# WHAT IS NEEDED:
Repeat the listing exactly as given, omitting every image.

# DATA TO PROCESS:

---

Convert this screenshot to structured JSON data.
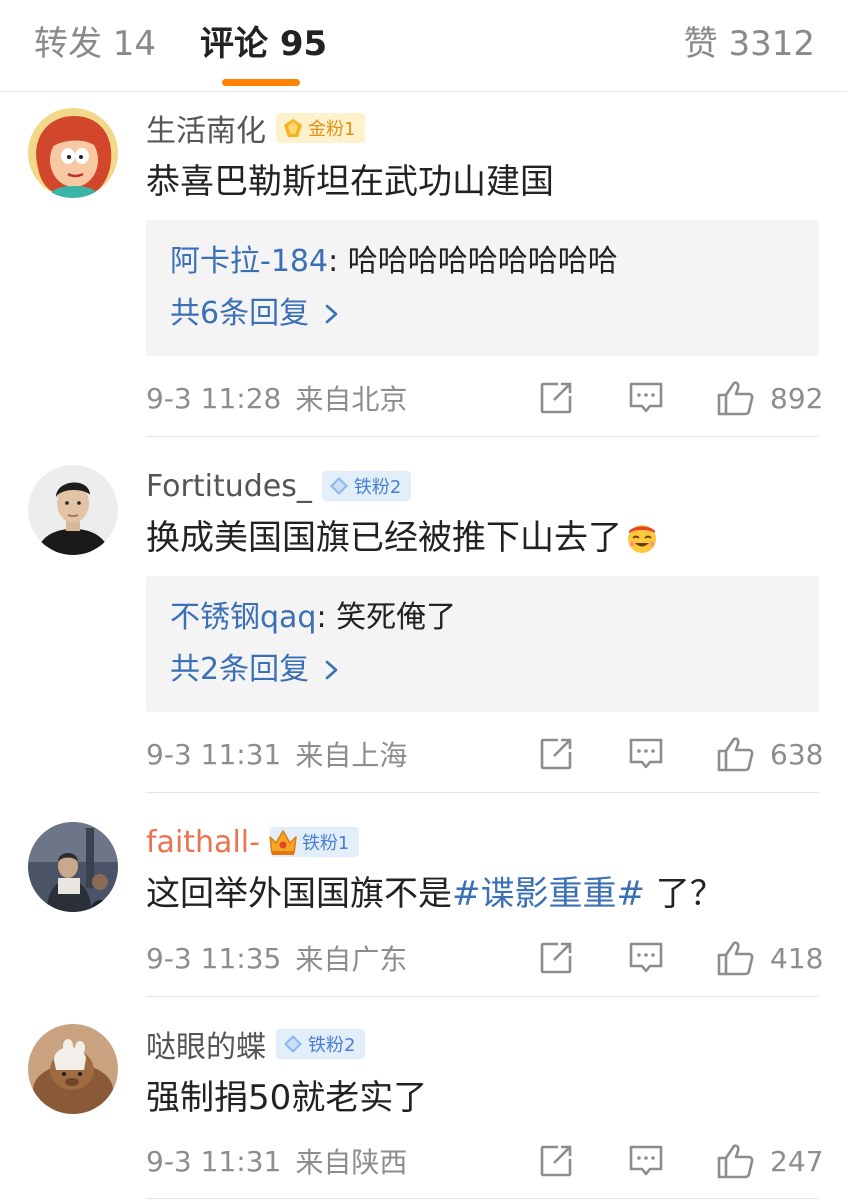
{
  "tabs": {
    "repost": "转发 14",
    "comment": "评论 95",
    "like": "赞 3312"
  },
  "colors": {
    "accent": "#ff8200",
    "link": "#3b6fb6",
    "orange_name": "#eb7350"
  },
  "comments": [
    {
      "username": "生活南化",
      "badge": "金粉1",
      "badge_type": "gold",
      "text": "恭喜巴勒斯坦在武功山建国",
      "reply": {
        "user": "阿卡拉-184",
        "colon": ": ",
        "content": "哈哈哈哈哈哈哈哈哈"
      },
      "more_replies": "共6条回复",
      "time": "9-3 11:28",
      "location": "来自北京",
      "likes": "892",
      "avatar": "cartoon-woman-avatar"
    },
    {
      "username": "Fortitudes_",
      "badge": "铁粉2",
      "badge_type": "iron",
      "text": "换成美国国旗已经被推下山去了",
      "emoji": "laughing-emoji",
      "reply": {
        "user": "不锈钢qaq",
        "colon": ": ",
        "content": "笑死俺了"
      },
      "more_replies": "共2条回复",
      "time": "9-3 11:31",
      "location": "来自上海",
      "likes": "638",
      "avatar": "man-portrait-avatar"
    },
    {
      "username": "faithall-",
      "badge": "铁粉1",
      "badge_type": "crown",
      "text_before": "这回举外国国旗不是",
      "topic": "#谍影重重#",
      "text_after": " 了？",
      "time": "9-3 11:35",
      "location": "来自广东",
      "likes": "418",
      "avatar": "movie-scene-avatar"
    },
    {
      "username": "哒眼的蝶",
      "badge": "铁粉2",
      "badge_type": "iron",
      "text": "强制捐50就老实了",
      "time": "9-3 11:31",
      "location": "来自陕西",
      "likes": "247",
      "avatar": "capybara-avatar"
    }
  ]
}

---

# WRITTEN RESPONSE:
Convert this screenshot to structured JSON data.
{
  "tabs": {
    "repost": "转发 14",
    "comment": "评论 95",
    "like": "赞 3312"
  },
  "colors": {
    "accent": "#ff8200",
    "link": "#3b6fb6",
    "orange_name": "#eb7350"
  },
  "comments": [
    {
      "username": "生活南化",
      "badge": "金粉1",
      "badge_type": "gold",
      "text": "恭喜巴勒斯坦在武功山建国",
      "reply": {
        "user": "阿卡拉-184",
        "colon": ": ",
        "content": "哈哈哈哈哈哈哈哈哈"
      },
      "more_replies": "共6条回复",
      "time": "9-3 11:28",
      "location": "来自北京",
      "likes": "892",
      "avatar": "cartoon-woman-avatar"
    },
    {
      "username": "Fortitudes_",
      "badge": "铁粉2",
      "badge_type": "iron",
      "text": "换成美国国旗已经被推下山去了",
      "emoji": "laughing-emoji",
      "reply": {
        "user": "不锈钢qaq",
        "colon": ": ",
        "content": "笑死俺了"
      },
      "more_replies": "共2条回复",
      "time": "9-3 11:31",
      "location": "来自上海",
      "likes": "638",
      "avatar": "man-portrait-avatar"
    },
    {
      "username": "faithall-",
      "badge": "铁粉1",
      "badge_type": "crown",
      "text_before": "这回举外国国旗不是",
      "topic": "#谍影重重#",
      "text_after": " 了？",
      "time": "9-3 11:35",
      "location": "来自广东",
      "likes": "418",
      "avatar": "movie-scene-avatar"
    },
    {
      "username": "哒眼的蝶",
      "badge": "铁粉2",
      "badge_type": "iron",
      "text": "强制捐50就老实了",
      "time": "9-3 11:31",
      "location": "来自陕西",
      "likes": "247",
      "avatar": "capybara-avatar"
    }
  ]
}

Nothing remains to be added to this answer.